* Data extract *
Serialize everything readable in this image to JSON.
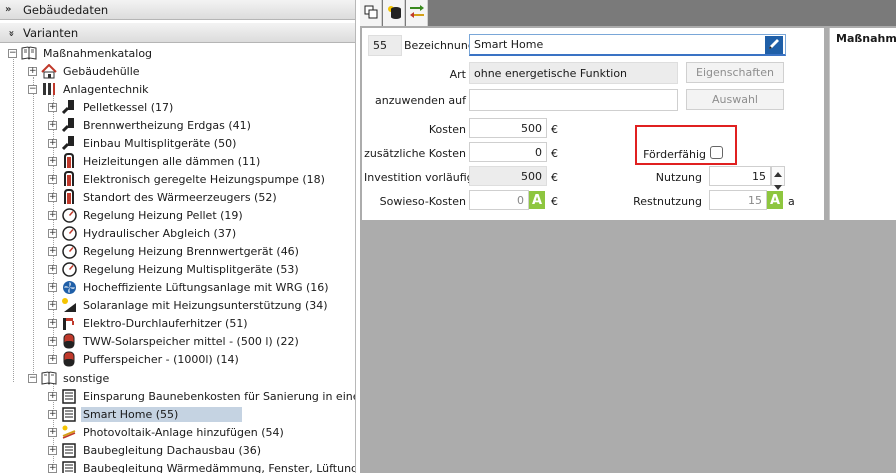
{
  "sections": {
    "gebaeudedaten": "Gebäudedaten",
    "varianten": "Varianten"
  },
  "tree": {
    "root": "Maßnahmenkatalog",
    "gebaeudehuelle": "Gebäudehülle",
    "anlagentechnik": "Anlagentechnik",
    "anlagen_items": [
      {
        "label": "Pelletkessel (17)",
        "icon": "boiler-icon"
      },
      {
        "label": "Brennwertheizung Erdgas (41)",
        "icon": "boiler-icon"
      },
      {
        "label": "Einbau Multisplitgeräte (50)",
        "icon": "boiler-icon"
      },
      {
        "label": "Heizleitungen alle dämmen (11)",
        "icon": "pipe-icon"
      },
      {
        "label": "Elektronisch geregelte Heizungspumpe (18)",
        "icon": "pipe-icon"
      },
      {
        "label": "Standort des Wärmeerzeugers (52)",
        "icon": "pipe-icon"
      },
      {
        "label": "Regelung Heizung Pellet (19)",
        "icon": "gauge-icon"
      },
      {
        "label": "Hydraulischer Abgleich (37)",
        "icon": "gauge-icon"
      },
      {
        "label": "Regelung Heizung Brennwertgerät (46)",
        "icon": "gauge-icon"
      },
      {
        "label": "Regelung Heizung Multisplitgeräte (53)",
        "icon": "gauge-icon"
      },
      {
        "label": "Hocheffiziente Lüftungsanlage mit WRG (16)",
        "icon": "fan-icon"
      },
      {
        "label": "Solaranlage mit Heizungsunterstützung (34)",
        "icon": "solar-icon"
      },
      {
        "label": "Elektro-Durchlauferhitzer (51)",
        "icon": "faucet-icon"
      },
      {
        "label": "TWW-Solarspeicher mittel - (500 l) (22)",
        "icon": "tank-icon"
      },
      {
        "label": "Pufferspeicher - (1000l) (14)",
        "icon": "tank-icon"
      }
    ],
    "sonstige": "sonstige",
    "sonstige_items": [
      {
        "label": "Einsparung Baunebenkosten für Sanierung in einem Zug",
        "icon": "document-icon"
      },
      {
        "label": "Smart Home (55)",
        "icon": "document-icon",
        "selected": true
      },
      {
        "label": "Photovoltaik-Anlage hinzufügen (54)",
        "icon": "pv-icon"
      },
      {
        "label": "Baubegleitung Dachausbau (36)",
        "icon": "document-icon"
      },
      {
        "label": "Baubegleitung Wärmedämmung, Fenster, Lüftungsanlag",
        "icon": "document-icon"
      }
    ]
  },
  "form": {
    "id": "55",
    "bezeichnung_label": "Bezeichnung",
    "bezeichnung_value": "Smart Home",
    "art_label": "Art",
    "art_value": "ohne energetische Funktion",
    "eigenschaften_button": "Eigenschaften",
    "anzuwenden_label": "anzuwenden auf",
    "anzuwenden_value": "",
    "auswahl_button": "Auswahl",
    "kosten_label": "Kosten",
    "kosten_value": "500",
    "zusaetzliche_label": "zusätzliche Kosten",
    "zusaetzliche_value": "0",
    "investition_label": "Investition vorläufig",
    "investition_value": "500",
    "sowieso_label": "Sowieso-Kosten",
    "sowieso_value": "0",
    "currency": "€",
    "foerderfaehig_label": "Förderfähig",
    "foerderfaehig_checked": false,
    "nutzung_label": "Nutzung",
    "nutzung_value": "15",
    "restnutzung_label": "Restnutzung",
    "restnutzung_value": "15",
    "restnutzung_unit": "a",
    "auto_badge": "A"
  },
  "right_panel": {
    "title": "Maßnahmenk"
  },
  "colors": {
    "accent_green": "#8ec63f",
    "highlight_red": "#e02020",
    "selection": "#c5d3e2"
  }
}
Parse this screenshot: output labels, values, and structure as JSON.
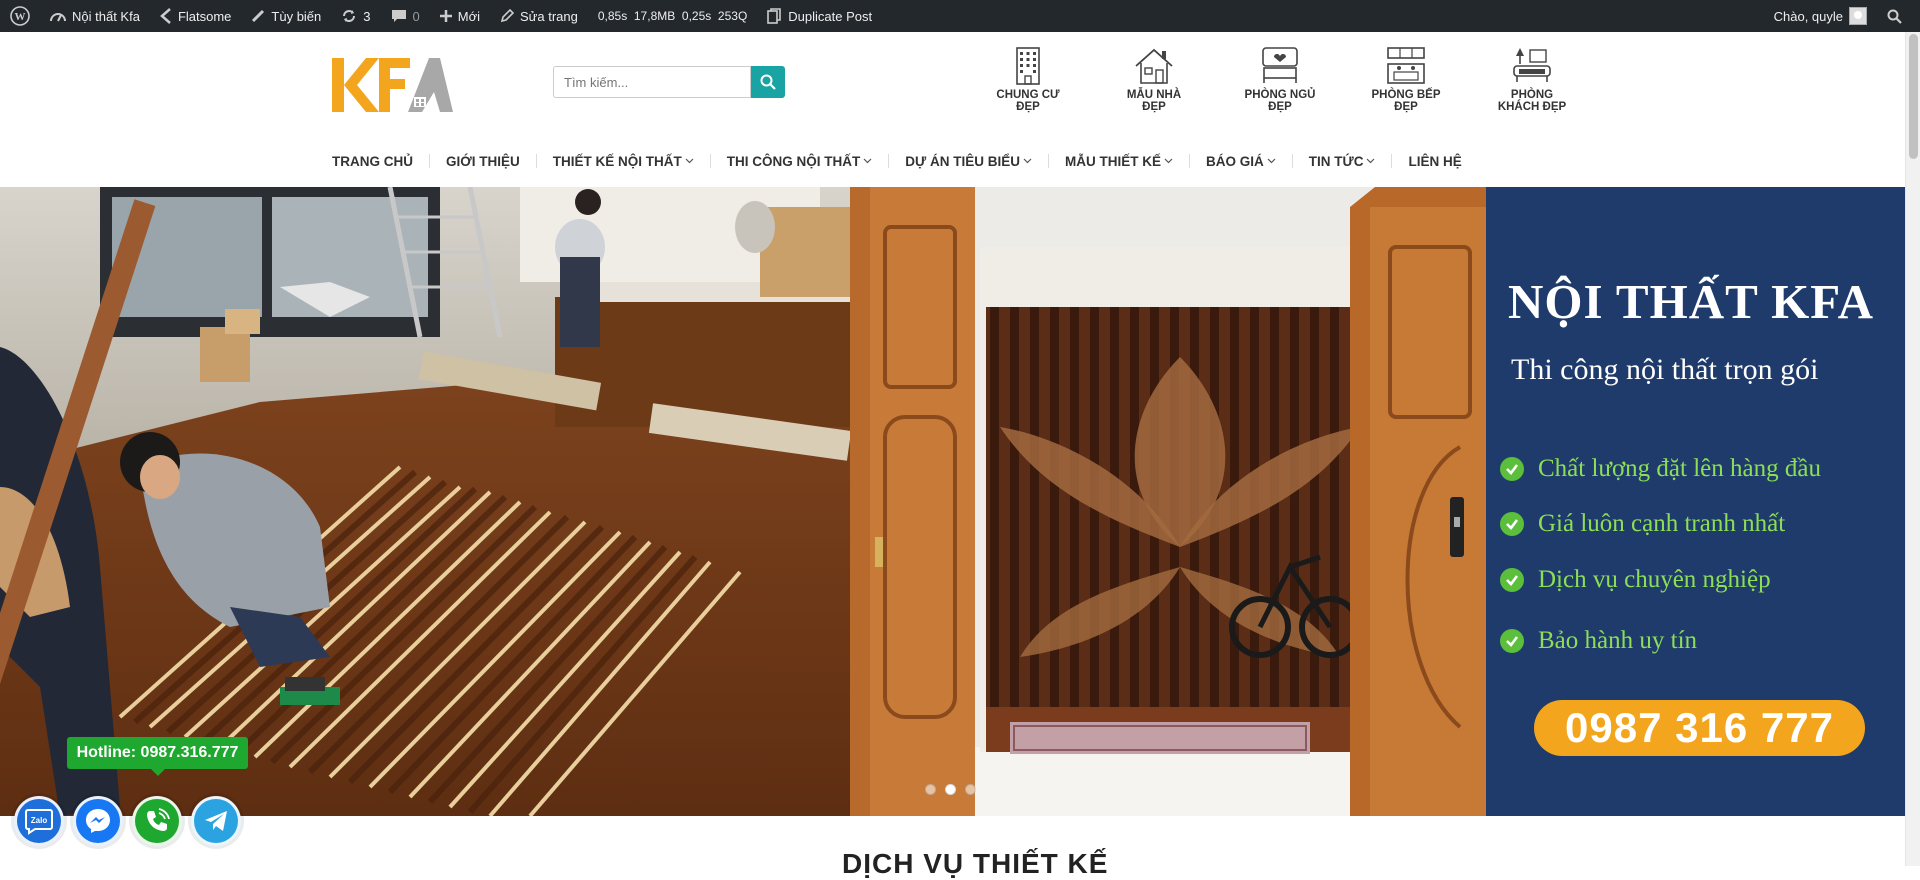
{
  "admin_bar": {
    "site_name": "Nội thất Kfa",
    "theme": "Flatsome",
    "customize": "Tùy biến",
    "updates_count": "3",
    "comments_count": "0",
    "new_label": "Mới",
    "edit_page": "Sửa trang",
    "perf_stats": "0,85s  17,8MB  0,25s  253Q",
    "duplicate_post": "Duplicate Post",
    "greeting": "Chào, quyle"
  },
  "header": {
    "search_placeholder": "Tìm kiếm...",
    "categories": [
      {
        "label": "CHUNG CƯ ĐẸP",
        "icon": "apartment-icon"
      },
      {
        "label": "MẪU NHÀ ĐẸP",
        "icon": "house-icon"
      },
      {
        "label": "PHÒNG NGỦ ĐẸP",
        "icon": "bedroom-icon"
      },
      {
        "label": "PHÒNG BẾP ĐẸP",
        "icon": "kitchen-icon"
      },
      {
        "label": "PHÒNG KHÁCH ĐẸP",
        "icon": "livingroom-icon"
      }
    ]
  },
  "nav": {
    "items": [
      {
        "label": "TRANG CHỦ",
        "dropdown": false
      },
      {
        "label": "GIỚI THIỆU",
        "dropdown": false
      },
      {
        "label": "THIẾT KẾ NỘI THẤT",
        "dropdown": true
      },
      {
        "label": "THI CÔNG NỘI THẤT",
        "dropdown": true
      },
      {
        "label": "DỰ ÁN TIÊU BIỂU",
        "dropdown": true
      },
      {
        "label": "MẪU THIẾT KẾ",
        "dropdown": true
      },
      {
        "label": "BÁO GIÁ",
        "dropdown": true
      },
      {
        "label": "TIN TỨC",
        "dropdown": true
      },
      {
        "label": "LIÊN HỆ",
        "dropdown": false
      }
    ]
  },
  "banner": {
    "title": "NỘI THẤT KFA",
    "subtitle": "Thi công nội thất trọn gói",
    "benefits": [
      "Chất lượng đặt lên hàng đầu",
      "Giá luôn cạnh tranh nhất",
      "Dịch vụ chuyên nghiệp",
      "Bảo hành uy tín"
    ],
    "phone": "0987 316 777",
    "active_slide": 2,
    "slide_count": 3
  },
  "section": {
    "title": "DỊCH VỤ THIẾT KẾ"
  },
  "floating": {
    "hotline": "Hotline: 0987.316.777",
    "zalo_label": "Zalo",
    "colors": {
      "zalo": "#1e6fd9",
      "messenger": "#1877f2",
      "phone": "#1fa82f",
      "telegram": "#2aa3e0"
    }
  },
  "colors": {
    "admin_bar": "#23282d",
    "accent": "#1aa3a3",
    "logo_orange": "#f2a51d",
    "banner_blue": "#1f3b6b",
    "benefit_green": "#8cde56"
  }
}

* What you will do *
Transcribe the material exactly, keeping every word and none of the pictures.

* Solution to the problem *
Serialize everything readable in this image to JSON.
{
  "sections": {
    "gebaeudedaten": "Gebäudedaten",
    "varianten": "Varianten"
  },
  "tree": {
    "root": "Maßnahmenkatalog",
    "gebaeudehuelle": "Gebäudehülle",
    "anlagentechnik": "Anlagentechnik",
    "anlagen_items": [
      {
        "label": "Pelletkessel (17)",
        "icon": "boiler-icon"
      },
      {
        "label": "Brennwertheizung Erdgas (41)",
        "icon": "boiler-icon"
      },
      {
        "label": "Einbau Multisplitgeräte (50)",
        "icon": "boiler-icon"
      },
      {
        "label": "Heizleitungen alle dämmen (11)",
        "icon": "pipe-icon"
      },
      {
        "label": "Elektronisch geregelte Heizungspumpe (18)",
        "icon": "pipe-icon"
      },
      {
        "label": "Standort des Wärmeerzeugers (52)",
        "icon": "pipe-icon"
      },
      {
        "label": "Regelung Heizung Pellet (19)",
        "icon": "gauge-icon"
      },
      {
        "label": "Hydraulischer Abgleich (37)",
        "icon": "gauge-icon"
      },
      {
        "label": "Regelung Heizung Brennwertgerät (46)",
        "icon": "gauge-icon"
      },
      {
        "label": "Regelung Heizung Multisplitgeräte (53)",
        "icon": "gauge-icon"
      },
      {
        "label": "Hocheffiziente Lüftungsanlage mit WRG (16)",
        "icon": "fan-icon"
      },
      {
        "label": "Solaranlage mit Heizungsunterstützung (34)",
        "icon": "solar-icon"
      },
      {
        "label": "Elektro-Durchlauferhitzer (51)",
        "icon": "faucet-icon"
      },
      {
        "label": "TWW-Solarspeicher mittel - (500 l) (22)",
        "icon": "tank-icon"
      },
      {
        "label": "Pufferspeicher - (1000l) (14)",
        "icon": "tank-icon"
      }
    ],
    "sonstige": "sonstige",
    "sonstige_items": [
      {
        "label": "Einsparung Baunebenkosten für Sanierung in einem Zug",
        "icon": "document-icon"
      },
      {
        "label": "Smart Home (55)",
        "icon": "document-icon",
        "selected": true
      },
      {
        "label": "Photovoltaik-Anlage hinzufügen (54)",
        "icon": "pv-icon"
      },
      {
        "label": "Baubegleitung Dachausbau (36)",
        "icon": "document-icon"
      },
      {
        "label": "Baubegleitung Wärmedämmung, Fenster, Lüftungsanlag",
        "icon": "document-icon"
      }
    ]
  },
  "form": {
    "id": "55",
    "bezeichnung_label": "Bezeichnung",
    "bezeichnung_value": "Smart Home",
    "art_label": "Art",
    "art_value": "ohne energetische Funktion",
    "eigenschaften_button": "Eigenschaften",
    "anzuwenden_label": "anzuwenden auf",
    "anzuwenden_value": "",
    "auswahl_button": "Auswahl",
    "kosten_label": "Kosten",
    "kosten_value": "500",
    "zusaetzliche_label": "zusätzliche Kosten",
    "zusaetzliche_value": "0",
    "investition_label": "Investition vorläufig",
    "investition_value": "500",
    "sowieso_label": "Sowieso-Kosten",
    "sowieso_value": "0",
    "currency": "€",
    "foerderfaehig_label": "Förderfähig",
    "foerderfaehig_checked": false,
    "nutzung_label": "Nutzung",
    "nutzung_value": "15",
    "restnutzung_label": "Restnutzung",
    "restnutzung_value": "15",
    "restnutzung_unit": "a",
    "auto_badge": "A"
  },
  "right_panel": {
    "title": "Maßnahmenk"
  },
  "colors": {
    "accent_green": "#8ec63f",
    "highlight_red": "#e02020",
    "selection": "#c5d3e2"
  }
}
Parse this screenshot: output labels, values, and structure as JSON.
{
  "admin_bar": {
    "site_name": "Nội thất Kfa",
    "theme": "Flatsome",
    "customize": "Tùy biến",
    "updates_count": "3",
    "comments_count": "0",
    "new_label": "Mới",
    "edit_page": "Sửa trang",
    "perf_stats": "0,85s  17,8MB  0,25s  253Q",
    "duplicate_post": "Duplicate Post",
    "greeting": "Chào, quyle"
  },
  "header": {
    "search_placeholder": "Tìm kiếm...",
    "categories": [
      {
        "label": "CHUNG CƯ ĐẸP",
        "icon": "apartment-icon"
      },
      {
        "label": "MẪU NHÀ ĐẸP",
        "icon": "house-icon"
      },
      {
        "label": "PHÒNG NGỦ ĐẸP",
        "icon": "bedroom-icon"
      },
      {
        "label": "PHÒNG BẾP ĐẸP",
        "icon": "kitchen-icon"
      },
      {
        "label": "PHÒNG KHÁCH ĐẸP",
        "icon": "livingroom-icon"
      }
    ]
  },
  "nav": {
    "items": [
      {
        "label": "TRANG CHỦ",
        "dropdown": false
      },
      {
        "label": "GIỚI THIỆU",
        "dropdown": false
      },
      {
        "label": "THIẾT KẾ NỘI THẤT",
        "dropdown": true
      },
      {
        "label": "THI CÔNG NỘI THẤT",
        "dropdown": true
      },
      {
        "label": "DỰ ÁN TIÊU BIỂU",
        "dropdown": true
      },
      {
        "label": "MẪU THIẾT KẾ",
        "dropdown": true
      },
      {
        "label": "BÁO GIÁ",
        "dropdown": true
      },
      {
        "label": "TIN TỨC",
        "dropdown": true
      },
      {
        "label": "LIÊN HỆ",
        "dropdown": false
      }
    ]
  },
  "banner": {
    "title": "NỘI THẤT KFA",
    "subtitle": "Thi công nội thất trọn gói",
    "benefits": [
      "Chất lượng đặt lên hàng đầu",
      "Giá luôn cạnh tranh nhất",
      "Dịch vụ chuyên nghiệp",
      "Bảo hành uy tín"
    ],
    "phone": "0987 316 777",
    "active_slide": 2,
    "slide_count": 3
  },
  "section": {
    "title": "DỊCH VỤ THIẾT KẾ"
  },
  "floating": {
    "hotline": "Hotline: 0987.316.777",
    "zalo_label": "Zalo",
    "colors": {
      "zalo": "#1e6fd9",
      "messenger": "#1877f2",
      "phone": "#1fa82f",
      "telegram": "#2aa3e0"
    }
  },
  "colors": {
    "admin_bar": "#23282d",
    "accent": "#1aa3a3",
    "logo_orange": "#f2a51d",
    "banner_blue": "#1f3b6b",
    "benefit_green": "#8cde56"
  }
}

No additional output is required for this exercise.